%%
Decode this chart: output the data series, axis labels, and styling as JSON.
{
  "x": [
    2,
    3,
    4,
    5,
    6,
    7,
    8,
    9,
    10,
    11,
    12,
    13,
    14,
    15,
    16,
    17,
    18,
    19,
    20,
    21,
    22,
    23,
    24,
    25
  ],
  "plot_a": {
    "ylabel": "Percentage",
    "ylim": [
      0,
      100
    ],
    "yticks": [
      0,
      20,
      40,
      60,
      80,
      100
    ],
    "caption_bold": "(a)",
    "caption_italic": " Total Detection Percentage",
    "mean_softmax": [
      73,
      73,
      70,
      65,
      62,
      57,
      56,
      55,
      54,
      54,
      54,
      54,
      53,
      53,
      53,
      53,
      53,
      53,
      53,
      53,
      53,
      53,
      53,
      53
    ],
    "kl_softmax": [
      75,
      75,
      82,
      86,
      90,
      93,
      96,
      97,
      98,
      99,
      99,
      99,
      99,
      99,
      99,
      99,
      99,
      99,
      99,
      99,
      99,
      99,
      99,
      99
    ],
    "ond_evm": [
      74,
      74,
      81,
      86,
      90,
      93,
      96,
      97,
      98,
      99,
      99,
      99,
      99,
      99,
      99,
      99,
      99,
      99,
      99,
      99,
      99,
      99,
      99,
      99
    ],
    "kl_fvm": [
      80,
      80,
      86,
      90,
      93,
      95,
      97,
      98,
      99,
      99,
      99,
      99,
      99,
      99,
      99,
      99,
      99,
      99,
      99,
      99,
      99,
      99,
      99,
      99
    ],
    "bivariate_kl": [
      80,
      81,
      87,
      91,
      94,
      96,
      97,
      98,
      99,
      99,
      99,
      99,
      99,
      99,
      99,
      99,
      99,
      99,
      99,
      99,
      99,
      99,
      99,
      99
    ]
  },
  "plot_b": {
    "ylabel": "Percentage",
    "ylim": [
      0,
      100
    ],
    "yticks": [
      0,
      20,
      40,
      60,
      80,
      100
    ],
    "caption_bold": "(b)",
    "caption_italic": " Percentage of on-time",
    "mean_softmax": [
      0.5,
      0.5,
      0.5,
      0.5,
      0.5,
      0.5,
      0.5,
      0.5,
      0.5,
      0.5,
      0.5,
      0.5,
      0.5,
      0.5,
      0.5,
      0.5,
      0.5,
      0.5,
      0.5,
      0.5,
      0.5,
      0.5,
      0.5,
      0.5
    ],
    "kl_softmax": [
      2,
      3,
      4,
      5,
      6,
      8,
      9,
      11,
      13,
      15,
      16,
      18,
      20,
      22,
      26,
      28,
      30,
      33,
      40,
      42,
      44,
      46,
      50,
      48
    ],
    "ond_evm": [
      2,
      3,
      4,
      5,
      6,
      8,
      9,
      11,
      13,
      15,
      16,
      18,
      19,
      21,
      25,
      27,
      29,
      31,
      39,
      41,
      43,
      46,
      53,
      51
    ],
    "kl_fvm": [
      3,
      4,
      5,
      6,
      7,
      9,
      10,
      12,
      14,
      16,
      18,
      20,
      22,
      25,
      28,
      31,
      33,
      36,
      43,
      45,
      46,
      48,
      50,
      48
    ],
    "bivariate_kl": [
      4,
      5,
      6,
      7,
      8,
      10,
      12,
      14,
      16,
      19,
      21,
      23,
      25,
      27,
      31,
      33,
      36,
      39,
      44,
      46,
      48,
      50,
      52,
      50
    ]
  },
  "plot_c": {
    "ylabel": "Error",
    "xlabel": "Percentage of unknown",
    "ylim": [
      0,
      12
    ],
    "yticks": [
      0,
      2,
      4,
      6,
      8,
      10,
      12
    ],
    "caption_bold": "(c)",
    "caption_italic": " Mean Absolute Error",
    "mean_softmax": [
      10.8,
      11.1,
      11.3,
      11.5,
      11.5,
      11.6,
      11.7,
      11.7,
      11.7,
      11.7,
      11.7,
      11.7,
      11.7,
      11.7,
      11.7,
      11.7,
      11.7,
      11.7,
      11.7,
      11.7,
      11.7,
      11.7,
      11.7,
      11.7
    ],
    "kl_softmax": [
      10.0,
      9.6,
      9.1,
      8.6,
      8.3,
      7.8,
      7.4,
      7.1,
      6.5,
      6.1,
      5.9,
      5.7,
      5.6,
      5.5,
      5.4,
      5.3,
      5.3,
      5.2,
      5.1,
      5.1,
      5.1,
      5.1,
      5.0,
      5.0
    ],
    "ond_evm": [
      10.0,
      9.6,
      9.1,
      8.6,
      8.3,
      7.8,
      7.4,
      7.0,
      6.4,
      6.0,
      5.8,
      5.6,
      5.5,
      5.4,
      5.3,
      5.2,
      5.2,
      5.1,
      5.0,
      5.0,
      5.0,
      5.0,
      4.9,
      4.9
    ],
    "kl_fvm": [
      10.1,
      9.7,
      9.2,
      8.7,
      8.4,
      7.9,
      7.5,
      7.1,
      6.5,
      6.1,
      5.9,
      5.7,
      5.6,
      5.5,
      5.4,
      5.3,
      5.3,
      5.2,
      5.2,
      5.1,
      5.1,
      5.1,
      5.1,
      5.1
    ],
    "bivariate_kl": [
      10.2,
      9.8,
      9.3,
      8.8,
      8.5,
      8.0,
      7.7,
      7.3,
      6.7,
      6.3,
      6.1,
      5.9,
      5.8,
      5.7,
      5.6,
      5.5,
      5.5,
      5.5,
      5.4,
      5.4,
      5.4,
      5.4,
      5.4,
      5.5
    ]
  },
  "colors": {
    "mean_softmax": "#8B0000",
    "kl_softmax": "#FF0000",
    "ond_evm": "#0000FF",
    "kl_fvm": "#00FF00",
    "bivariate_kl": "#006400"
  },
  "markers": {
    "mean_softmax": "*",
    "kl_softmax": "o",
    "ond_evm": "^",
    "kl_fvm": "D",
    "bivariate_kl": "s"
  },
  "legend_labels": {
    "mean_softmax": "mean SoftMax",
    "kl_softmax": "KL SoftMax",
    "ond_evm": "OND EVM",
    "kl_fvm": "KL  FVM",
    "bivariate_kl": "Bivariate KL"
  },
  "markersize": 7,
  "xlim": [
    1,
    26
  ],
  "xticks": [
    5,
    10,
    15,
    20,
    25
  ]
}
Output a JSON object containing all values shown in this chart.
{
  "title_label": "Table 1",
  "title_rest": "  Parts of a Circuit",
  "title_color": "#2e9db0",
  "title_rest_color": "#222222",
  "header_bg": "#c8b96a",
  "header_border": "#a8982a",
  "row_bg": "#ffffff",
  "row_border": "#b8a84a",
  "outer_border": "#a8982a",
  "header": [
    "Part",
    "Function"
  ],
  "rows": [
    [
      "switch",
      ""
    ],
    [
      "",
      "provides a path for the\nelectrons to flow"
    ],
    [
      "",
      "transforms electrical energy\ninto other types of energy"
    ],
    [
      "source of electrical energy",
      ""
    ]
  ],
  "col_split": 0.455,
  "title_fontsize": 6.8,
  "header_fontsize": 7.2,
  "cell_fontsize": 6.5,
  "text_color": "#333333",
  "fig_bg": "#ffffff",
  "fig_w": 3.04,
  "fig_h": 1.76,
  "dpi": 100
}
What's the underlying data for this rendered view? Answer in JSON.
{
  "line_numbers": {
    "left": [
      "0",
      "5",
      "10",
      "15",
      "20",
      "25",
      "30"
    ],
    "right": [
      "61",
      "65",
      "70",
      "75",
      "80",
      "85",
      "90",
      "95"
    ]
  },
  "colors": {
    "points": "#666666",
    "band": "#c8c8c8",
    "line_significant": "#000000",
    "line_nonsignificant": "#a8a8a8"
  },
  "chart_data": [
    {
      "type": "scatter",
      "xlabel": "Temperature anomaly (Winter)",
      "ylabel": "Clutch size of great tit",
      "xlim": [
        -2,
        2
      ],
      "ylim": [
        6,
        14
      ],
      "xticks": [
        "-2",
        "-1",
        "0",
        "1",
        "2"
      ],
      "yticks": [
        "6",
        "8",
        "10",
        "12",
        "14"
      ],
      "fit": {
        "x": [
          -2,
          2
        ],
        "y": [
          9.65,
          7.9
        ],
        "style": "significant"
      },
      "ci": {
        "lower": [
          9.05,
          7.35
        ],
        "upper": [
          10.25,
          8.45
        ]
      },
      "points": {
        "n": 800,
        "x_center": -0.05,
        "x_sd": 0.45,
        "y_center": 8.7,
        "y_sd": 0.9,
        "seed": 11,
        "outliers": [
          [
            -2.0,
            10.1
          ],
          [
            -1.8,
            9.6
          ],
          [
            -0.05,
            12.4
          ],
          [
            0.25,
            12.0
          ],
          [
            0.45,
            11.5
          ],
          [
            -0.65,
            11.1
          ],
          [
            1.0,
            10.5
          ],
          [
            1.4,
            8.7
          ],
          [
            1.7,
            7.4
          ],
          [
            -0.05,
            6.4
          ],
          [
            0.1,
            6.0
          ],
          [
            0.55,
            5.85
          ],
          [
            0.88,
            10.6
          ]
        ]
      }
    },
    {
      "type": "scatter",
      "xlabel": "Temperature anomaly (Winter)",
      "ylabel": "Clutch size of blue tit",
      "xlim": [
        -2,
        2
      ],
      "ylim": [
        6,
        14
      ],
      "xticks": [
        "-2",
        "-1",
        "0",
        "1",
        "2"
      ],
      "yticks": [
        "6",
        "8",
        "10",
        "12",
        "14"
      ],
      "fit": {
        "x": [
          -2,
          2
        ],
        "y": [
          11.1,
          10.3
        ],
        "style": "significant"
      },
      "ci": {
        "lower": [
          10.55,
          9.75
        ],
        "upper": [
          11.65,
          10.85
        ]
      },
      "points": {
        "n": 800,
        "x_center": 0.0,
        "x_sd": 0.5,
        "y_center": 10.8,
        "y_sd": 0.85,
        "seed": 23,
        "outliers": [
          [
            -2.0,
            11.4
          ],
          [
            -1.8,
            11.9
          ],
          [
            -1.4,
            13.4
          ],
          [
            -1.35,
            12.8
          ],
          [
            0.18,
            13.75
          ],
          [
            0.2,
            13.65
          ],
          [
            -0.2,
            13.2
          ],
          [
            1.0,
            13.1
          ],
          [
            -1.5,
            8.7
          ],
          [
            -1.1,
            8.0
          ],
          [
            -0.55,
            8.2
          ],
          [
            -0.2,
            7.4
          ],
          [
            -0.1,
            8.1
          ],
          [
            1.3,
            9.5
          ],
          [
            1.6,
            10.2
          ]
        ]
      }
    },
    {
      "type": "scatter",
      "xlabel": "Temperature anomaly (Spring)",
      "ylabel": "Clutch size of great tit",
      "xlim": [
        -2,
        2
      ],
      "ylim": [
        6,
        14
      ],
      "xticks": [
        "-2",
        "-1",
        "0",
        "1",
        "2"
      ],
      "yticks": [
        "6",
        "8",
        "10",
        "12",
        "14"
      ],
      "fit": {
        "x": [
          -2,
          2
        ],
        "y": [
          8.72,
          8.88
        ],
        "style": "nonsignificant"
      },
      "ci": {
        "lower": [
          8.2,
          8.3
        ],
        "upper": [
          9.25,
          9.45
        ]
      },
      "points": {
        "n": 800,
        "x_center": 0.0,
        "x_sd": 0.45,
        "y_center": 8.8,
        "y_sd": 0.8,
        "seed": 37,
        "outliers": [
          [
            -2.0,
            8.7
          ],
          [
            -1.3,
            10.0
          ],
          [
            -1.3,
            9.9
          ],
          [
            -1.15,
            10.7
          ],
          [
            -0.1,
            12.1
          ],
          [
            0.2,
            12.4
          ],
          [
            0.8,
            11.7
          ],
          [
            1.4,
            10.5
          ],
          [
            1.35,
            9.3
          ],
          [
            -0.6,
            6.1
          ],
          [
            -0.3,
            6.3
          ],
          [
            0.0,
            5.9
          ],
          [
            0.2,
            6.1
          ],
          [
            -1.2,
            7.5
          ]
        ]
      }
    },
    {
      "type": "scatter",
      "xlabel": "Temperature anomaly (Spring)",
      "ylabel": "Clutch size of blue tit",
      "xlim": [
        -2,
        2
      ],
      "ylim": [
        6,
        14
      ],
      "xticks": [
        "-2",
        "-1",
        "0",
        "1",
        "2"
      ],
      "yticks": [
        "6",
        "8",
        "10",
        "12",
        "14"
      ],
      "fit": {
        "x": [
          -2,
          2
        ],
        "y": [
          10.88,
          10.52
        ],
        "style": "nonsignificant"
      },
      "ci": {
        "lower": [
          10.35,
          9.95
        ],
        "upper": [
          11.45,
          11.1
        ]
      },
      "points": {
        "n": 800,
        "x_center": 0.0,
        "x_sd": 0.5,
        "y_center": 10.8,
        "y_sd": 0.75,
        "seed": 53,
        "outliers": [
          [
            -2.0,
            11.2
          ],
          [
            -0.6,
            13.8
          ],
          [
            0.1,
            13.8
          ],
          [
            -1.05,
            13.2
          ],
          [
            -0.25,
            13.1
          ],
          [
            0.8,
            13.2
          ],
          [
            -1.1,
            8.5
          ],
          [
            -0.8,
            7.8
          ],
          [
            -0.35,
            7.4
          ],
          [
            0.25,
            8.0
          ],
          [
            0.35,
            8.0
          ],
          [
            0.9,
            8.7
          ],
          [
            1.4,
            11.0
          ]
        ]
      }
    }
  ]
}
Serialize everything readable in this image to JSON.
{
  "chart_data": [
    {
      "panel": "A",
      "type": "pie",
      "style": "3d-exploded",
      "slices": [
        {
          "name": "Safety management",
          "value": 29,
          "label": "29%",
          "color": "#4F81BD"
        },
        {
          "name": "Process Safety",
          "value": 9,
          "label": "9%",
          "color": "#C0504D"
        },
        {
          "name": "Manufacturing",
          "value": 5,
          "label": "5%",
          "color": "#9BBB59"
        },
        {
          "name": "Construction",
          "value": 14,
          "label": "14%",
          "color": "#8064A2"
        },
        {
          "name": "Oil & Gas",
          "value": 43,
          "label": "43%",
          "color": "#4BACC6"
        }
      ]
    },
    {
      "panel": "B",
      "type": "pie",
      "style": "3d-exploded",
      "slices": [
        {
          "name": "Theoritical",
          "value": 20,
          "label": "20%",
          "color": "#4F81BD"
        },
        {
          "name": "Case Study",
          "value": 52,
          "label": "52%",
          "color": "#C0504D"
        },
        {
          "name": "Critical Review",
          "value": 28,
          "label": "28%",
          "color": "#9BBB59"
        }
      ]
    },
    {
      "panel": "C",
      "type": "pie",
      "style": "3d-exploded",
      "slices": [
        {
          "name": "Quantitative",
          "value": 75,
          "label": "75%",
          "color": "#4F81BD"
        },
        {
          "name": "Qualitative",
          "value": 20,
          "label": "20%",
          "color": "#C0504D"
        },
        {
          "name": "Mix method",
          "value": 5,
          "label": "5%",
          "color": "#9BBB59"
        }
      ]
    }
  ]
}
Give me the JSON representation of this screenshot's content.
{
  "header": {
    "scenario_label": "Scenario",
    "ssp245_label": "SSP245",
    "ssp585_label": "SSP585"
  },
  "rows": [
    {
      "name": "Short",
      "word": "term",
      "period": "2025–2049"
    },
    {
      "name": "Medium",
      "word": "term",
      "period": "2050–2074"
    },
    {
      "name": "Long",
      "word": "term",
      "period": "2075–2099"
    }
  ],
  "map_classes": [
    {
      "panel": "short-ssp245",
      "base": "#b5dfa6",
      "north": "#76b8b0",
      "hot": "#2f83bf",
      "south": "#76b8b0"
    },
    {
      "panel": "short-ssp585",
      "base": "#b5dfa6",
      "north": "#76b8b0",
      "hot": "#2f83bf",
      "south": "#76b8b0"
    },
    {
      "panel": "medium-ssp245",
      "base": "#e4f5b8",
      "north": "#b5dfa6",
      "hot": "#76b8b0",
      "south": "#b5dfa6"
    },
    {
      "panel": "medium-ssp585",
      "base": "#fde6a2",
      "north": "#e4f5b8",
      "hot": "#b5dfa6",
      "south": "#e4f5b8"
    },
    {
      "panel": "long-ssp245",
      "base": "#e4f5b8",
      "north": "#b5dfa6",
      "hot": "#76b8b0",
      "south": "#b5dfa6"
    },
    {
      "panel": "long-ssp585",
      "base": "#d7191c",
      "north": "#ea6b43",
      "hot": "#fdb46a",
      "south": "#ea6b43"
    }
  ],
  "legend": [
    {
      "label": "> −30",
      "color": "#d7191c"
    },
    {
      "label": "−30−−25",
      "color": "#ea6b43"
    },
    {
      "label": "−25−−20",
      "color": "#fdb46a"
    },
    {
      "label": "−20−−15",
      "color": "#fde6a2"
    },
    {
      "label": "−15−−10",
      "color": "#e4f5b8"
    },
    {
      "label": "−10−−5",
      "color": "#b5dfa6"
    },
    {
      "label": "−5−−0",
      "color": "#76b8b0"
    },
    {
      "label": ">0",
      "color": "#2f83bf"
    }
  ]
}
%%
# Directions for this task
Exactly reproduce the lines that run from the line with "Give me the" through the last line of the records, inclusive.

# Expected answer
Give me the JSON representation of this screenshot's content.
{
  "header": {
    "scenario_label": "Scenario",
    "ssp245_label": "SSP245",
    "ssp585_label": "SSP585"
  },
  "rows": [
    {
      "name": "Short",
      "word": "term",
      "period": "2025–2049"
    },
    {
      "name": "Medium",
      "word": "term",
      "period": "2050–2074"
    },
    {
      "name": "Long",
      "word": "term",
      "period": "2075–2099"
    }
  ],
  "map_classes": [
    {
      "panel": "short-ssp245",
      "base": "#b5dfa6",
      "north": "#76b8b0",
      "hot": "#2f83bf",
      "south": "#76b8b0"
    },
    {
      "panel": "short-ssp585",
      "base": "#b5dfa6",
      "north": "#76b8b0",
      "hot": "#2f83bf",
      "south": "#76b8b0"
    },
    {
      "panel": "medium-ssp245",
      "base": "#e4f5b8",
      "north": "#b5dfa6",
      "hot": "#76b8b0",
      "south": "#b5dfa6"
    },
    {
      "panel": "medium-ssp585",
      "base": "#fde6a2",
      "north": "#e4f5b8",
      "hot": "#b5dfa6",
      "south": "#e4f5b8"
    },
    {
      "panel": "long-ssp245",
      "base": "#e4f5b8",
      "north": "#b5dfa6",
      "hot": "#76b8b0",
      "south": "#b5dfa6"
    },
    {
      "panel": "long-ssp585",
      "base": "#d7191c",
      "north": "#ea6b43",
      "hot": "#fdb46a",
      "south": "#ea6b43"
    }
  ],
  "legend": [
    {
      "label": "> −30",
      "color": "#d7191c"
    },
    {
      "label": "−30−−25",
      "color": "#ea6b43"
    },
    {
      "label": "−25−−20",
      "color": "#fdb46a"
    },
    {
      "label": "−20−−15",
      "color": "#fde6a2"
    },
    {
      "label": "−15−−10",
      "color": "#e4f5b8"
    },
    {
      "label": "−10−−5",
      "color": "#b5dfa6"
    },
    {
      "label": "−5−−0",
      "color": "#76b8b0"
    },
    {
      "label": ">0",
      "color": "#2f83bf"
    }
  ]
}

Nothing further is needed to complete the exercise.